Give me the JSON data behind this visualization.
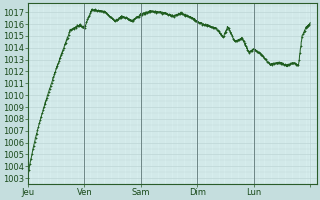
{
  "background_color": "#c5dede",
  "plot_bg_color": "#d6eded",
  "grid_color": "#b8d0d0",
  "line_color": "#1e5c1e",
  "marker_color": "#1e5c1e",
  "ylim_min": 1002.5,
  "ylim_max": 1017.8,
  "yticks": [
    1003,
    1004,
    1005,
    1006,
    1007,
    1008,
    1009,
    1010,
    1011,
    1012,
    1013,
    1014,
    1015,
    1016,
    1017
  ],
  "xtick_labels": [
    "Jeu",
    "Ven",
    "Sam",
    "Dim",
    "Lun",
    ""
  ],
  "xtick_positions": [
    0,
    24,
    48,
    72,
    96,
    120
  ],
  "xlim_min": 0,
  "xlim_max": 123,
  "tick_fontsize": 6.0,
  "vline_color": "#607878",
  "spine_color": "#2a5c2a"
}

# # #

Restate the whole listing above exactly, please, omitting every image.

Give me the JSON data behind this visualization.
{
  "background_color": "#c5dede",
  "plot_bg_color": "#d6eded",
  "grid_color": "#b8d0d0",
  "line_color": "#1e5c1e",
  "marker_color": "#1e5c1e",
  "ylim_min": 1002.5,
  "ylim_max": 1017.8,
  "yticks": [
    1003,
    1004,
    1005,
    1006,
    1007,
    1008,
    1009,
    1010,
    1011,
    1012,
    1013,
    1014,
    1015,
    1016,
    1017
  ],
  "xtick_labels": [
    "Jeu",
    "Ven",
    "Sam",
    "Dim",
    "Lun",
    ""
  ],
  "xtick_positions": [
    0,
    24,
    48,
    72,
    96,
    120
  ],
  "xlim_min": 0,
  "xlim_max": 123,
  "tick_fontsize": 6.0,
  "vline_color": "#607878",
  "spine_color": "#2a5c2a"
}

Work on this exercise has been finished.